— START —

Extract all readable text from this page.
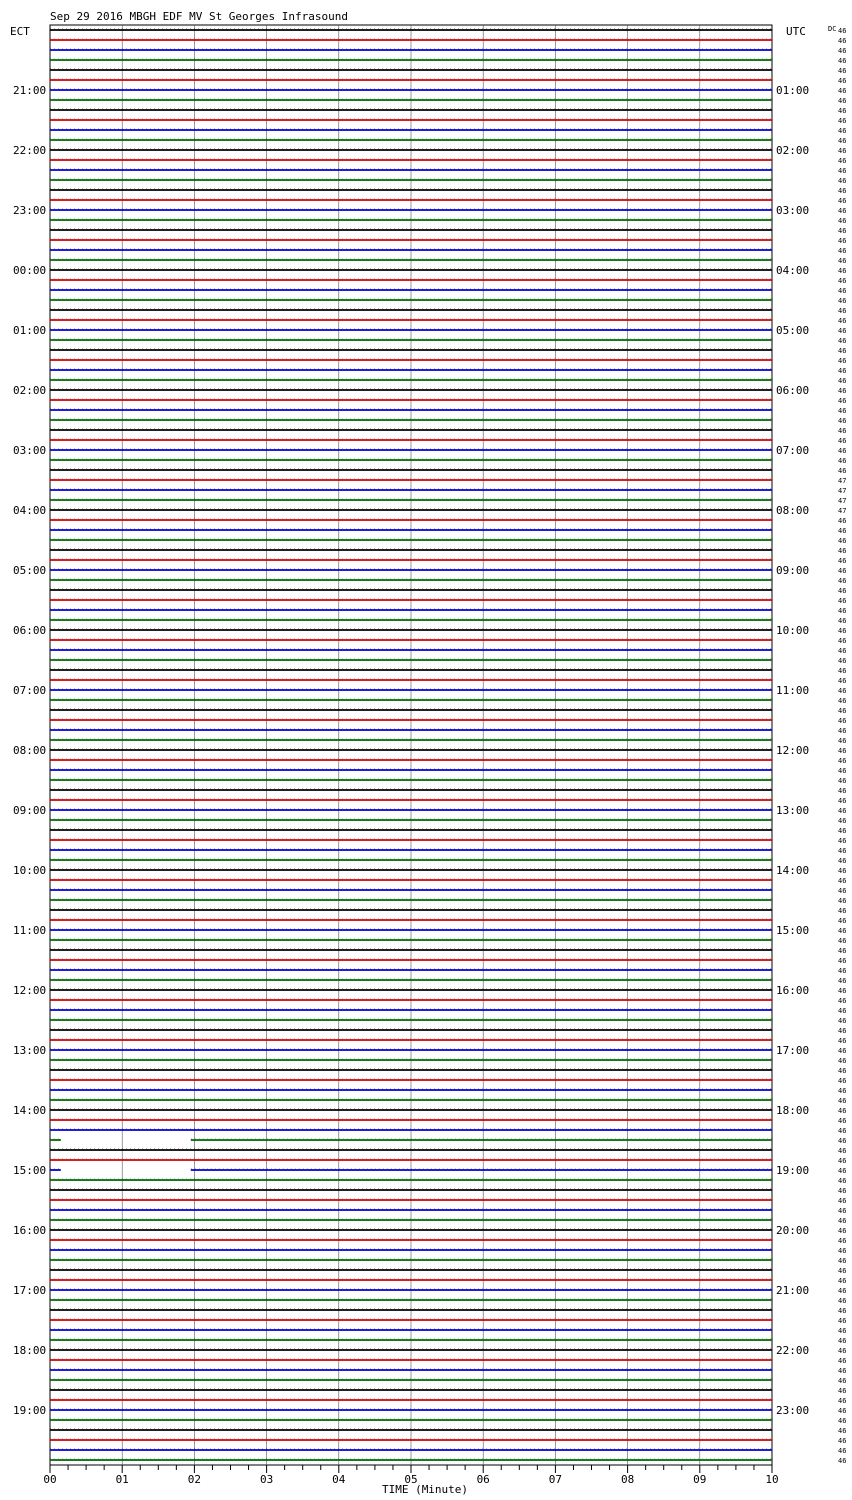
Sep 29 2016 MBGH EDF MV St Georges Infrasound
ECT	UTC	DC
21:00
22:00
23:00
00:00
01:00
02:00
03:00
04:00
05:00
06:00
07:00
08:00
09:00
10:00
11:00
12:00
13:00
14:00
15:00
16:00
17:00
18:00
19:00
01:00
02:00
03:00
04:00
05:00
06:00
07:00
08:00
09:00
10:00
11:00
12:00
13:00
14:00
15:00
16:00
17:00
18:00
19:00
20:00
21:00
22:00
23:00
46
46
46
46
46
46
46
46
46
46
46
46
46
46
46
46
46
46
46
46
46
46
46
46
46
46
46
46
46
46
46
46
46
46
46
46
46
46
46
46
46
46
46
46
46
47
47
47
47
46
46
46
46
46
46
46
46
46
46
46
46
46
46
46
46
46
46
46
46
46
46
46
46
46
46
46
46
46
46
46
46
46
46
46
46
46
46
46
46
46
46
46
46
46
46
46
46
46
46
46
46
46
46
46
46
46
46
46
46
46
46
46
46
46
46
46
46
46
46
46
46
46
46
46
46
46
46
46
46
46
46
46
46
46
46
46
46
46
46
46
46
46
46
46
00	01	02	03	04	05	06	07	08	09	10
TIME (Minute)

— END —

Task.
Return the listing above in full and without alteration, excluding its pictures.

Response.
Extract all readable text from this page.
Sep 29 2016 MBGH EDF MV St Georges Infrasound
ECT	UTC	DC
21:00
22:00
23:00
00:00
01:00
02:00
03:00
04:00
05:00
06:00
07:00
08:00
09:00
10:00
11:00
12:00
13:00
14:00
15:00
16:00
17:00
18:00
19:00
01:00
02:00
03:00
04:00
05:00
06:00
07:00
08:00
09:00
10:00
11:00
12:00
13:00
14:00
15:00
16:00
17:00
18:00
19:00
20:00
21:00
22:00
23:00
46
46
46
46
46
46
46
46
46
46
46
46
46
46
46
46
46
46
46
46
46
46
46
46
46
46
46
46
46
46
46
46
46
46
46
46
46
46
46
46
46
46
46
46
46
47
47
47
47
46
46
46
46
46
46
46
46
46
46
46
46
46
46
46
46
46
46
46
46
46
46
46
46
46
46
46
46
46
46
46
46
46
46
46
46
46
46
46
46
46
46
46
46
46
46
46
46
46
46
46
46
46
46
46
46
46
46
46
46
46
46
46
46
46
46
46
46
46
46
46
46
46
46
46
46
46
46
46
46
46
46
46
46
46
46
46
46
46
46
46
46
46
46
46
00	01	02	03	04	05	06	07	08	09	10
TIME (Minute)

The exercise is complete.